● **Prompt**:
State how many lines hold the word "label", with no other words.

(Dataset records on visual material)

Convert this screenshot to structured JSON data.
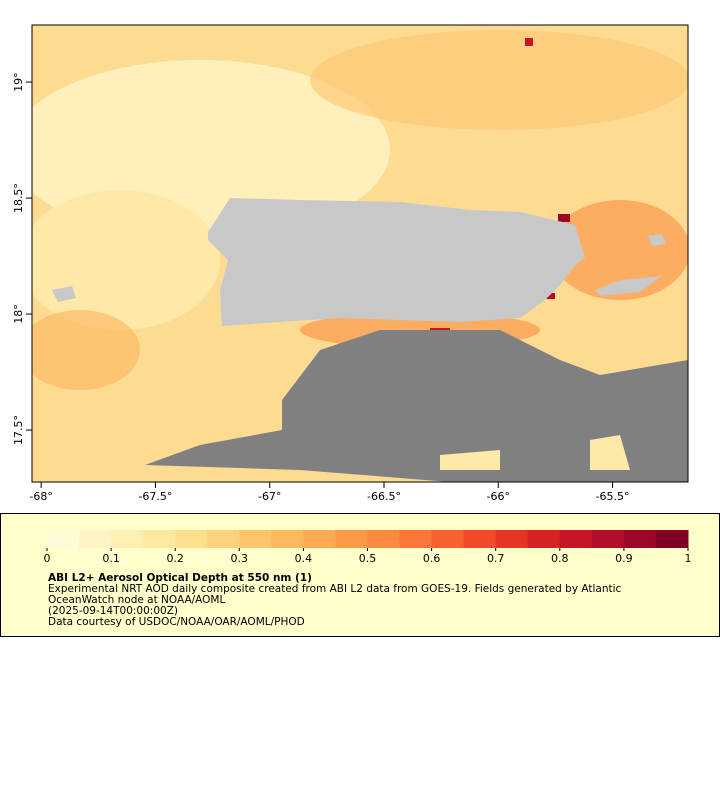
{
  "map": {
    "xlim": [
      -68.04,
      -65.17
    ],
    "ylim": [
      17.276,
      19.246
    ],
    "xticks": [
      {
        "value": -68,
        "label": "-68°"
      },
      {
        "value": -67.5,
        "label": "-67.5°"
      },
      {
        "value": -67,
        "label": "-67°"
      },
      {
        "value": -66.5,
        "label": "-66.5°"
      },
      {
        "value": -66,
        "label": "-66°"
      },
      {
        "value": -65.5,
        "label": "-65.5°"
      }
    ],
    "yticks": [
      {
        "value": 17.5,
        "label": "17.5°"
      },
      {
        "value": 18,
        "label": "18°"
      },
      {
        "value": 18.5,
        "label": "18.5°"
      },
      {
        "value": 19,
        "label": "19°"
      }
    ]
  },
  "colorbar": {
    "lim": [
      0,
      1
    ],
    "ticks": [
      0,
      0.1,
      0.2,
      0.3,
      0.4,
      0.5,
      0.6,
      0.7,
      0.8,
      0.9,
      1
    ],
    "colors": [
      "#fffbd6",
      "#fff5c4",
      "#fef0b2",
      "#fee8a0",
      "#fedf8e",
      "#fed27c",
      "#fec56c",
      "#feb85e",
      "#fdaa52",
      "#fd9a48",
      "#fc8a3f",
      "#fb7637",
      "#f7612f",
      "#f04a29",
      "#e43525",
      "#d62222",
      "#c51627",
      "#b20d2a",
      "#9c0628",
      "#800026"
    ]
  },
  "legend": {
    "title": "ABI L2+ Aerosol Optical Depth at 550 nm (1)",
    "lines": [
      "Experimental NRT AOD daily composite created from ABI L2 data from GOES-19. Fields generated by Atlantic",
      "OceanWatch node at NOAA/AOML",
      "(2025-09-14T00:00:00Z)",
      "Data courtesy of USDOC/NOAA/OAR/AOML/PHOD"
    ]
  }
}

● **Result**:
10